• DIRECTIONS FOR THIS TASK: A faithful transcription of all the data is required.

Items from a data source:
==*==

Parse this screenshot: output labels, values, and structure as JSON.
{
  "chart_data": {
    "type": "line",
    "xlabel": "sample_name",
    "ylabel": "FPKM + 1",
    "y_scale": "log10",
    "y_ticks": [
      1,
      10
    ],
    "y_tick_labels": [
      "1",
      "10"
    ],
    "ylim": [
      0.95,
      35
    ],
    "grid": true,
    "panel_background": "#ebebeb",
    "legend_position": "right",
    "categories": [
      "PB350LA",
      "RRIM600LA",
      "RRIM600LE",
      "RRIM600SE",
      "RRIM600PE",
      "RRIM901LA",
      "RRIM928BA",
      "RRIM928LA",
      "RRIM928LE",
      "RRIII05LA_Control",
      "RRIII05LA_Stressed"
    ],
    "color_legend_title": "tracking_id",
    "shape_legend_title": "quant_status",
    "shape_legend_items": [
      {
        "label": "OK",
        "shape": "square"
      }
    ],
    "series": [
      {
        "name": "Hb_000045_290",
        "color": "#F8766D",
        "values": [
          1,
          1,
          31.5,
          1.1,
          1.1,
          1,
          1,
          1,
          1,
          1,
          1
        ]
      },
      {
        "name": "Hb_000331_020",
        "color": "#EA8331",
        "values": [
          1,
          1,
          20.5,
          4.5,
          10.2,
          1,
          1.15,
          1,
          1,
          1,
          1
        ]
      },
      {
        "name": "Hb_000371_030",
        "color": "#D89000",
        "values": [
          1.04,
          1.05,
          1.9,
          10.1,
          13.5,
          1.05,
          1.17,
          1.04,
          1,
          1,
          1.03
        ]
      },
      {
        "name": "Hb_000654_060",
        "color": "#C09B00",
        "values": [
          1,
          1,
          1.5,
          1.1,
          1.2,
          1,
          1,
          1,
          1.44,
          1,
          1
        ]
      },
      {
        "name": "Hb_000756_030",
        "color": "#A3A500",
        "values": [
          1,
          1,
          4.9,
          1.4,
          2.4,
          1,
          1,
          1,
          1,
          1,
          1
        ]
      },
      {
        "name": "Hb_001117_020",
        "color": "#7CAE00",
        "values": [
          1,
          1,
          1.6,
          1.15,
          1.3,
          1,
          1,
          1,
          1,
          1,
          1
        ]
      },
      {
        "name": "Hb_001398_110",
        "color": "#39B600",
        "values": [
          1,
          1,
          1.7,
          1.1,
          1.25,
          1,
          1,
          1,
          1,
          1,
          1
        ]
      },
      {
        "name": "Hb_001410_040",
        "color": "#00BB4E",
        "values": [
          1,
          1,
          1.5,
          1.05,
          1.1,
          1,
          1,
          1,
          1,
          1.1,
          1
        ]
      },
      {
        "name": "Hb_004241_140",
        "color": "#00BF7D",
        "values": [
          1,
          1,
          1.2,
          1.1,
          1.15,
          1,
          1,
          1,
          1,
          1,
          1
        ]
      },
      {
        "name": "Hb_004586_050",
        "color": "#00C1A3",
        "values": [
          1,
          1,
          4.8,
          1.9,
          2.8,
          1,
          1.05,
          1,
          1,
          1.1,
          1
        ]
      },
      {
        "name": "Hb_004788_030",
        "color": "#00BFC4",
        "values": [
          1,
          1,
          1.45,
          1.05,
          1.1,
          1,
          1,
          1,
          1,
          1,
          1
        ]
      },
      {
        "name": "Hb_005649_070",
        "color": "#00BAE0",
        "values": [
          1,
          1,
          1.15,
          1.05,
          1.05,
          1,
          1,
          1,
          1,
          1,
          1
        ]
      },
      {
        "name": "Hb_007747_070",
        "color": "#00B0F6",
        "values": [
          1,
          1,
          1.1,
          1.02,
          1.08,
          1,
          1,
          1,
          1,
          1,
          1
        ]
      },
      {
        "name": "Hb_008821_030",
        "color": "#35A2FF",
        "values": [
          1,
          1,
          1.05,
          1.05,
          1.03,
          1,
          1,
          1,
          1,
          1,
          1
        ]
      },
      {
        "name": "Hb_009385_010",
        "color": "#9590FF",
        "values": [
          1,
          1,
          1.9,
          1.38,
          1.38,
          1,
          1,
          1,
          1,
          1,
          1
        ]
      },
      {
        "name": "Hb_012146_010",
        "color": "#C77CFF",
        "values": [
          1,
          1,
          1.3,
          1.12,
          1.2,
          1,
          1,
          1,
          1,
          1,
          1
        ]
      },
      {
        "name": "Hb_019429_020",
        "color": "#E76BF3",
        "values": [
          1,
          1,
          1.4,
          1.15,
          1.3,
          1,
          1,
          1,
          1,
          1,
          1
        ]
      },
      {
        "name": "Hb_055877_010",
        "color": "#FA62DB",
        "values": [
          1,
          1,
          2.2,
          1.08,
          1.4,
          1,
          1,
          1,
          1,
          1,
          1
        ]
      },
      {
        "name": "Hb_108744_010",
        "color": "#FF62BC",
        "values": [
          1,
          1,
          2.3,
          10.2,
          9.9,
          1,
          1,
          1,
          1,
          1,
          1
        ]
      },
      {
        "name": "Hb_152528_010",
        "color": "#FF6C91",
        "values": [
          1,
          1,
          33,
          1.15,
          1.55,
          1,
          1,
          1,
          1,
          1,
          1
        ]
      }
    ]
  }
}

==*==

• ANSWER FOR THIS EXERCISE:
Parse this screenshot: output labels, values, and structure as JSON.
{
  "chart_data": {
    "type": "line",
    "xlabel": "sample_name",
    "ylabel": "FPKM + 1",
    "y_scale": "log10",
    "y_ticks": [
      1,
      10
    ],
    "y_tick_labels": [
      "1",
      "10"
    ],
    "ylim": [
      0.95,
      35
    ],
    "grid": true,
    "panel_background": "#ebebeb",
    "legend_position": "right",
    "categories": [
      "PB350LA",
      "RRIM600LA",
      "RRIM600LE",
      "RRIM600SE",
      "RRIM600PE",
      "RRIM901LA",
      "RRIM928BA",
      "RRIM928LA",
      "RRIM928LE",
      "RRIII05LA_Control",
      "RRIII05LA_Stressed"
    ],
    "color_legend_title": "tracking_id",
    "shape_legend_title": "quant_status",
    "shape_legend_items": [
      {
        "label": "OK",
        "shape": "square"
      }
    ],
    "series": [
      {
        "name": "Hb_000045_290",
        "color": "#F8766D",
        "values": [
          1,
          1,
          31.5,
          1.1,
          1.1,
          1,
          1,
          1,
          1,
          1,
          1
        ]
      },
      {
        "name": "Hb_000331_020",
        "color": "#EA8331",
        "values": [
          1,
          1,
          20.5,
          4.5,
          10.2,
          1,
          1.15,
          1,
          1,
          1,
          1
        ]
      },
      {
        "name": "Hb_000371_030",
        "color": "#D89000",
        "values": [
          1.04,
          1.05,
          1.9,
          10.1,
          13.5,
          1.05,
          1.17,
          1.04,
          1,
          1,
          1.03
        ]
      },
      {
        "name": "Hb_000654_060",
        "color": "#C09B00",
        "values": [
          1,
          1,
          1.5,
          1.1,
          1.2,
          1,
          1,
          1,
          1.44,
          1,
          1
        ]
      },
      {
        "name": "Hb_000756_030",
        "color": "#A3A500",
        "values": [
          1,
          1,
          4.9,
          1.4,
          2.4,
          1,
          1,
          1,
          1,
          1,
          1
        ]
      },
      {
        "name": "Hb_001117_020",
        "color": "#7CAE00",
        "values": [
          1,
          1,
          1.6,
          1.15,
          1.3,
          1,
          1,
          1,
          1,
          1,
          1
        ]
      },
      {
        "name": "Hb_001398_110",
        "color": "#39B600",
        "values": [
          1,
          1,
          1.7,
          1.1,
          1.25,
          1,
          1,
          1,
          1,
          1,
          1
        ]
      },
      {
        "name": "Hb_001410_040",
        "color": "#00BB4E",
        "values": [
          1,
          1,
          1.5,
          1.05,
          1.1,
          1,
          1,
          1,
          1,
          1.1,
          1
        ]
      },
      {
        "name": "Hb_004241_140",
        "color": "#00BF7D",
        "values": [
          1,
          1,
          1.2,
          1.1,
          1.15,
          1,
          1,
          1,
          1,
          1,
          1
        ]
      },
      {
        "name": "Hb_004586_050",
        "color": "#00C1A3",
        "values": [
          1,
          1,
          4.8,
          1.9,
          2.8,
          1,
          1.05,
          1,
          1,
          1.1,
          1
        ]
      },
      {
        "name": "Hb_004788_030",
        "color": "#00BFC4",
        "values": [
          1,
          1,
          1.45,
          1.05,
          1.1,
          1,
          1,
          1,
          1,
          1,
          1
        ]
      },
      {
        "name": "Hb_005649_070",
        "color": "#00BAE0",
        "values": [
          1,
          1,
          1.15,
          1.05,
          1.05,
          1,
          1,
          1,
          1,
          1,
          1
        ]
      },
      {
        "name": "Hb_007747_070",
        "color": "#00B0F6",
        "values": [
          1,
          1,
          1.1,
          1.02,
          1.08,
          1,
          1,
          1,
          1,
          1,
          1
        ]
      },
      {
        "name": "Hb_008821_030",
        "color": "#35A2FF",
        "values": [
          1,
          1,
          1.05,
          1.05,
          1.03,
          1,
          1,
          1,
          1,
          1,
          1
        ]
      },
      {
        "name": "Hb_009385_010",
        "color": "#9590FF",
        "values": [
          1,
          1,
          1.9,
          1.38,
          1.38,
          1,
          1,
          1,
          1,
          1,
          1
        ]
      },
      {
        "name": "Hb_012146_010",
        "color": "#C77CFF",
        "values": [
          1,
          1,
          1.3,
          1.12,
          1.2,
          1,
          1,
          1,
          1,
          1,
          1
        ]
      },
      {
        "name": "Hb_019429_020",
        "color": "#E76BF3",
        "values": [
          1,
          1,
          1.4,
          1.15,
          1.3,
          1,
          1,
          1,
          1,
          1,
          1
        ]
      },
      {
        "name": "Hb_055877_010",
        "color": "#FA62DB",
        "values": [
          1,
          1,
          2.2,
          1.08,
          1.4,
          1,
          1,
          1,
          1,
          1,
          1
        ]
      },
      {
        "name": "Hb_108744_010",
        "color": "#FF62BC",
        "values": [
          1,
          1,
          2.3,
          10.2,
          9.9,
          1,
          1,
          1,
          1,
          1,
          1
        ]
      },
      {
        "name": "Hb_152528_010",
        "color": "#FF6C91",
        "values": [
          1,
          1,
          33,
          1.15,
          1.55,
          1,
          1,
          1,
          1,
          1,
          1
        ]
      }
    ]
  }
}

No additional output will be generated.